Il tuo obiettivo —
Riscrivi tali e quali le righe dei dati, partendo da quella che contiene "Enumerate the UI" e proseguendo fino a quella che contiene "category-label-3: Agosto de", comprese entrambe. Lascia fuori le immagini.

Dati in ingresso —
+ + + + +
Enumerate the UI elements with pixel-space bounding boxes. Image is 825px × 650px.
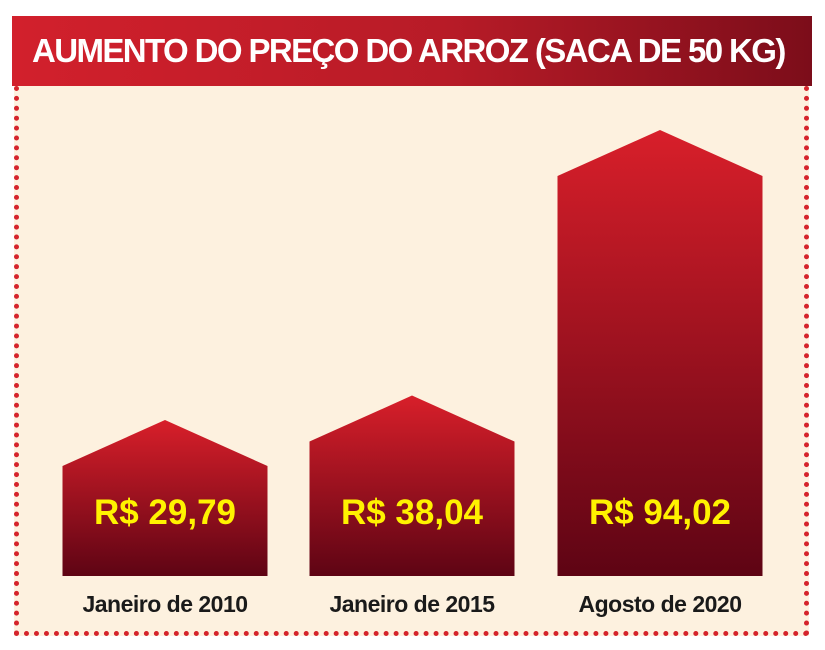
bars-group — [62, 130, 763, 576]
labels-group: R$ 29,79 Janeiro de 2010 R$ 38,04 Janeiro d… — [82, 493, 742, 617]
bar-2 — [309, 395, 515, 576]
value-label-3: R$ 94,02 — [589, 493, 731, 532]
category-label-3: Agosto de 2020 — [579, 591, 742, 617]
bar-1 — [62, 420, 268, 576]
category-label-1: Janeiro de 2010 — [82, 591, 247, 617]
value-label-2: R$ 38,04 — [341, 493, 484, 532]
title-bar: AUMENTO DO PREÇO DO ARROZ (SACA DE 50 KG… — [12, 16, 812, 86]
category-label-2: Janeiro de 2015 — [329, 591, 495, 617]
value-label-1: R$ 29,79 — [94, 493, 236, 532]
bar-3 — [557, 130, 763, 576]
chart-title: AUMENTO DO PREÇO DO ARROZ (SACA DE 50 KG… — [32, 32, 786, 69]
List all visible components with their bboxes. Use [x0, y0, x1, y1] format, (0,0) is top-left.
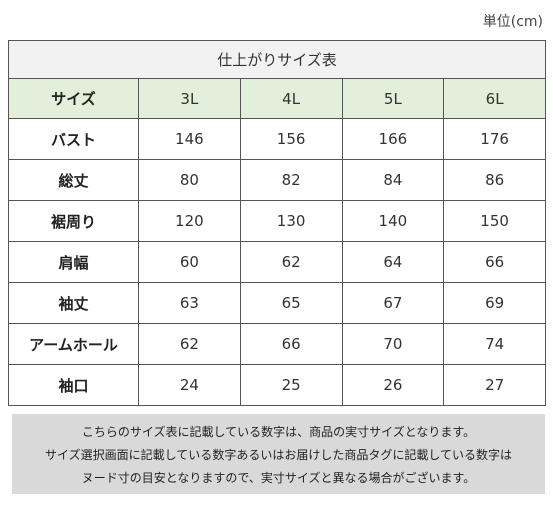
+ + + + +
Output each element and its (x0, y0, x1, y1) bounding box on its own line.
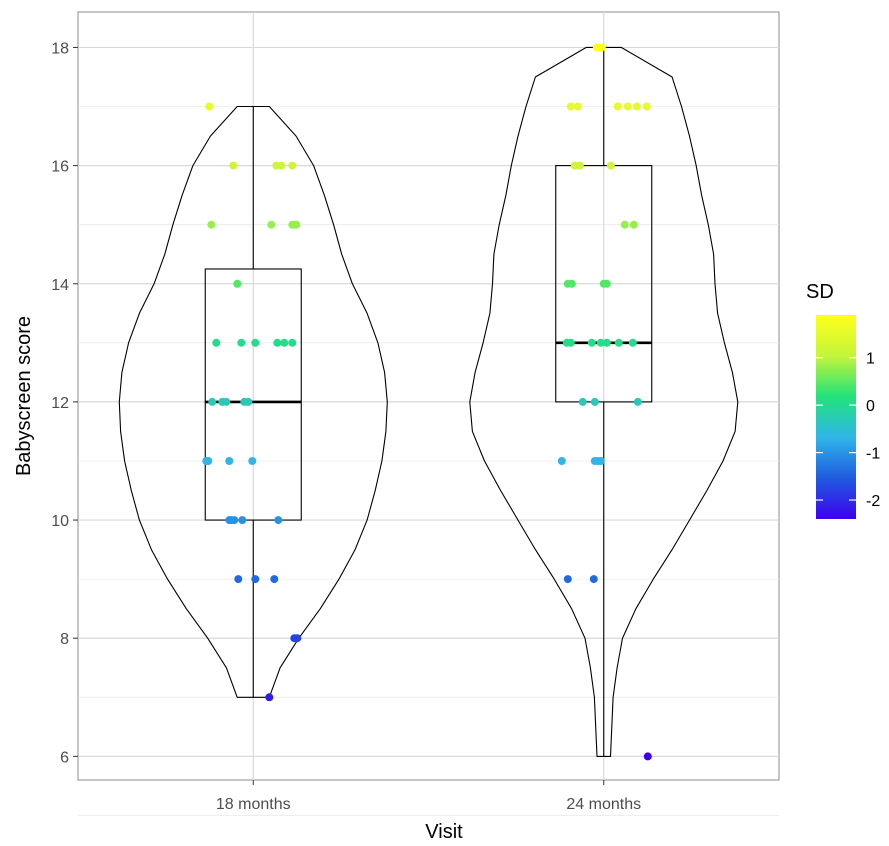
+ + + + +
Compito svolto —
Enumerate the UI elements with pixel-space bounding boxes. Image is 825px × 650px.
bars-group — [62, 130, 763, 576]
labels-group: R$ 29,79 Janeiro de 2010 R$ 38,04 Janeiro d… — [82, 493, 742, 617]
bar-2 — [309, 395, 515, 576]
value-label-3: R$ 94,02 — [589, 493, 731, 532]
category-label-3: Agosto de 2020 — [579, 591, 742, 617]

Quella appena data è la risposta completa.